Set problem — Copy out the material below line for line with no changes, omitting the pictures.

--- Listing ---

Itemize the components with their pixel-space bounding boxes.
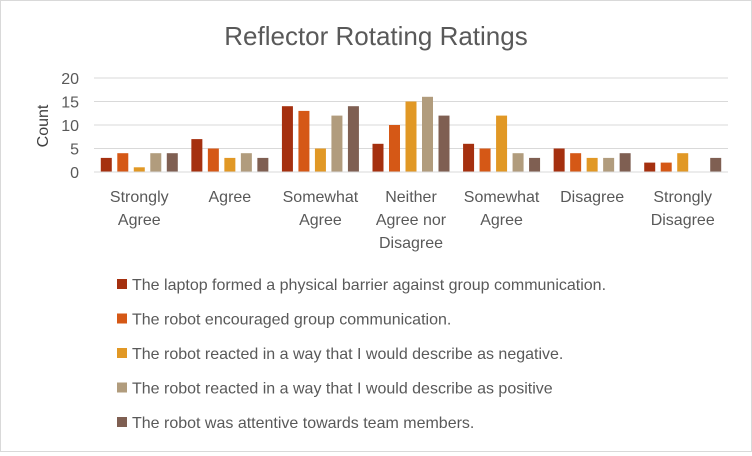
bar [677,153,689,172]
x-tick-label-line: Disagree [651,212,715,229]
bar [512,153,524,172]
x-tick-label-line: Strongly [653,189,712,206]
x-tick-label: Strongly Agree [110,189,169,229]
bar [479,148,491,172]
legend-label: The robot encouraged group communication… [132,312,451,329]
bar [405,101,417,172]
x-tick-label: Disagree [560,189,624,206]
bar [100,157,112,172]
bar [463,143,475,172]
bar [166,153,178,172]
x-tick-label: Strongly Disagree [651,189,715,229]
legend-swatch [117,382,127,393]
x-tick-label-line: Somewhat [464,189,540,206]
bar [660,162,672,172]
bar [710,157,722,172]
bar [207,148,219,172]
legend-label: The laptop formed a physical barrier aga… [132,277,606,294]
bar [496,115,508,172]
bar [117,153,129,172]
bars [100,96,722,172]
legend-swatch [117,348,127,358]
x-tick-label: Somewhat Agree [464,189,540,229]
bar [240,153,252,172]
y-axis-label: Count [35,104,52,147]
bar [586,157,598,172]
x-tick-label: Neither Agree nor Disagree [376,189,447,252]
bar [372,143,384,172]
x-tick-label: Somewhat Agree [283,189,359,229]
chart-title: Reflector Rotating Ratings [224,21,527,51]
x-axis-ticks: Strongly Agree Agree Somewhat Agree Neither Ag… [110,189,715,252]
legend-swatch [117,313,127,324]
y-tick-label: 5 [70,142,79,159]
x-tick-label-line: Agree [209,189,252,206]
x-tick-label-line: Disagree [560,189,624,206]
bar [603,157,615,172]
bar [347,106,359,172]
bar [644,162,656,172]
y-tick-label: 20 [61,71,79,88]
x-tick-label: Agree [209,189,252,206]
legend-label: The robot was attentive towards team mem… [132,415,474,432]
legend-swatch [117,279,127,289]
x-tick-label-line: Agree [118,212,161,229]
x-tick-label-line: Somewhat [283,189,359,206]
x-tick-label-line: Disagree [379,235,443,252]
y-tick-label: 10 [61,118,79,135]
x-tick-label-line: Neither [385,189,437,206]
legend-label: The robot reacted in a way that I would … [132,381,553,398]
bar [191,139,203,172]
y-axis-ticks: 0 5 10 15 20 [61,71,79,182]
bar [281,106,293,172]
bar [422,96,433,172]
bar [331,115,343,172]
x-tick-label-line: Agree [299,212,342,229]
x-tick-label-line: Agree [480,212,523,229]
legend-label: The robot reacted in a way that I would … [132,346,563,363]
x-tick-label-line: Agree nor [376,212,447,229]
bar [619,153,631,172]
bar [298,110,310,172]
legend-swatch [117,417,127,427]
bar [133,167,145,172]
bar [438,115,450,172]
bar [314,148,326,172]
y-tick-label: 0 [70,165,79,182]
x-tick-label-line: Strongly [110,189,169,206]
bar [150,153,162,172]
y-tick-label: 15 [61,95,79,112]
bar [224,157,236,172]
bar [553,148,565,172]
bar [257,157,269,172]
bar [529,157,541,172]
legend: The laptop formed a physical barrier aga… [117,277,606,432]
bar [389,125,400,172]
bar [570,153,582,172]
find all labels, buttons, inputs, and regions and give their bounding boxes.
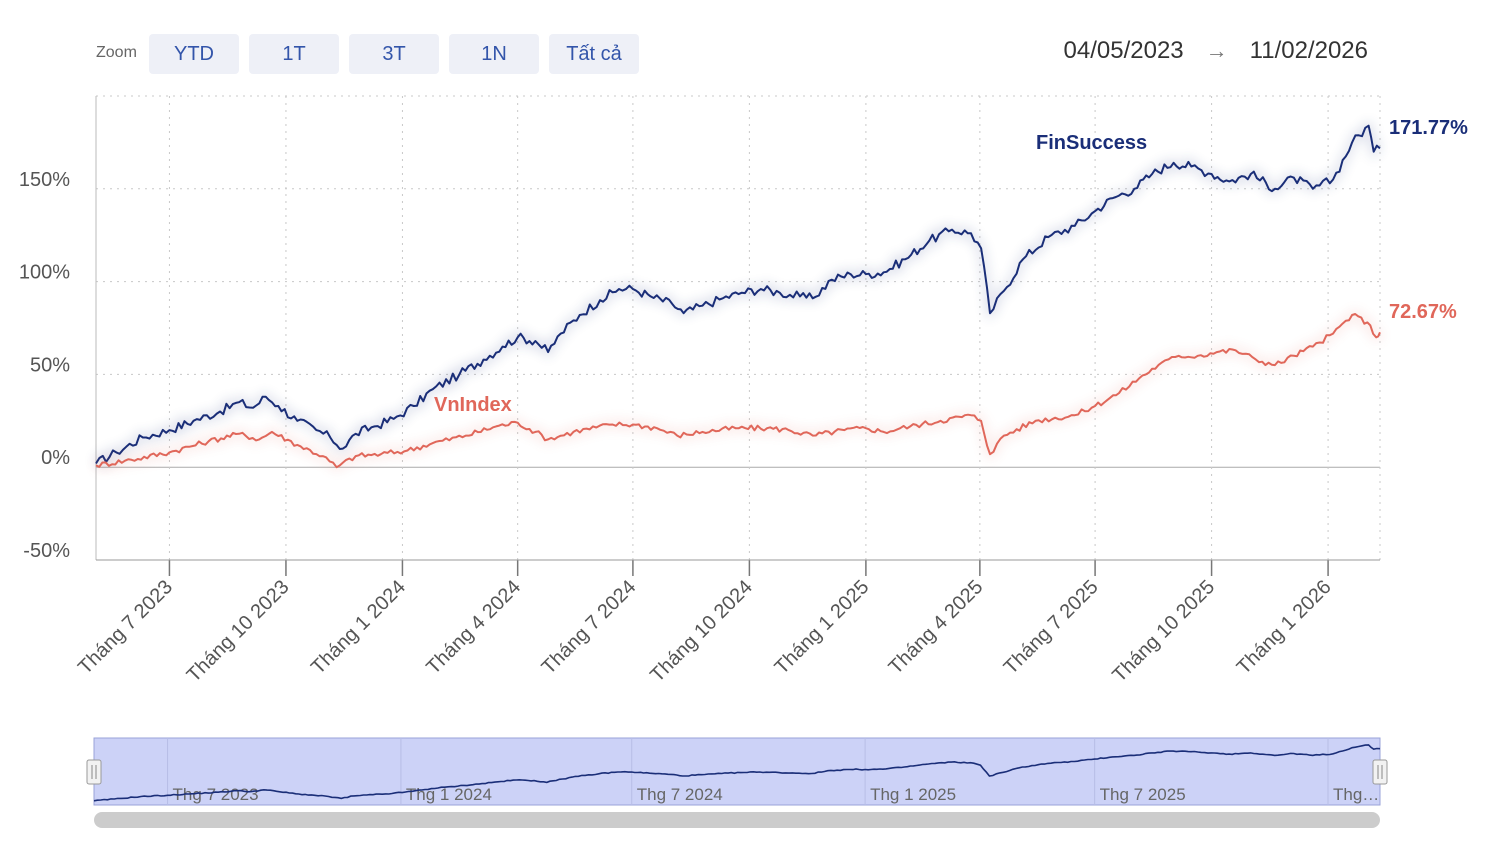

---

Exercise output —
Itemize the components with their pixel-space bounding boxes.
bar [677,153,689,172]
x-tick-label-line: Disagree [651,212,715,229]
bar [512,153,524,172]
x-tick-label-line: Strongly [653,189,712,206]
x-tick-label: Strongly Agree [110,189,169,229]
bar [479,148,491,172]
legend-label: The robot encouraged group communication… [132,312,451,329]
bar [405,101,417,172]
x-tick-label: Disagree [560,189,624,206]
bar [100,157,112,172]
bar [463,143,475,172]
bar [166,153,178,172]
x-tick-label: Strongly Disagree [651,189,715,229]
legend-swatch [117,382,127,393]
x-tick-label-line: Somewhat [464,189,540,206]
bar [660,162,672,172]
bar [710,157,722,172]
bar [207,148,219,172]
legend-label: The laptop formed a physical barrier aga… [132,277,606,294]
bar [496,115,508,172]
bar [117,153,129,172]
bars [100,96,722,172]
legend-swatch [117,348,127,358]
x-tick-label: Somewhat Agree [464,189,540,229]
bar [240,153,252,172]
y-axis-label: Count [35,104,52,147]
bar [586,157,598,172]
x-tick-label: Neither Agree nor Disagree [376,189,447,252]
bar [372,143,384,172]
x-tick-label: Somewhat Agree [283,189,359,229]
chart-title: Reflector Rotating Ratings [224,21,527,51]
x-axis-ticks: Strongly Agree Agree Somewhat Agree Neither Ag… [110,189,715,252]
legend-swatch [117,313,127,324]
y-tick-label: 5 [70,142,79,159]
x-tick-label-line: Agree [209,189,252,206]
x-tick-label-line: Disagree [560,189,624,206]
bar [603,157,615,172]
bar [347,106,359,172]
bar [644,162,656,172]
y-tick-label: 20 [61,71,79,88]
x-tick-label: Agree [209,189,252,206]
legend-label: The robot was attentive towards team mem… [132,415,474,432]
legend-swatch [117,279,127,289]
x-tick-label-line: Agree [118,212,161,229]
x-tick-label-line: Somewhat [283,189,359,206]
x-tick-label-line: Disagree [379,235,443,252]
y-tick-label: 10 [61,118,79,135]
x-tick-label-line: Neither [385,189,437,206]
legend-label: The robot reacted in a way that I would … [132,381,553,398]
bar [191,139,203,172]
y-axis-ticks: 0 5 10 15 20 [61,71,79,182]
bar [281,106,293,172]
bar [422,96,433,172]
bar [331,115,343,172]
x-tick-label-line: Agree [299,212,342,229]
x-tick-label-line: Agree [480,212,523,229]
legend-label: The robot reacted in a way that I would … [132,346,563,363]
x-tick-label-line: Agree nor [376,212,447,229]
bar [619,153,631,172]
bar [298,110,310,172]
legend-swatch [117,417,127,427]
bar [133,167,145,172]
bar [438,115,450,172]
bar [314,148,326,172]
y-tick-label: 0 [70,165,79,182]
x-tick-label-line: Strongly [110,189,169,206]
bar [150,153,162,172]
y-tick-label: 15 [61,95,79,112]
bar [224,157,236,172]
bar [553,148,565,172]
bar [257,157,269,172]
bar [529,157,541,172]
legend: The laptop formed a physical barrier aga… [117,277,606,432]
bar [389,125,400,172]
bar [570,153,582,172]
find all labels, buttons, inputs, and regions and give their bounding boxes.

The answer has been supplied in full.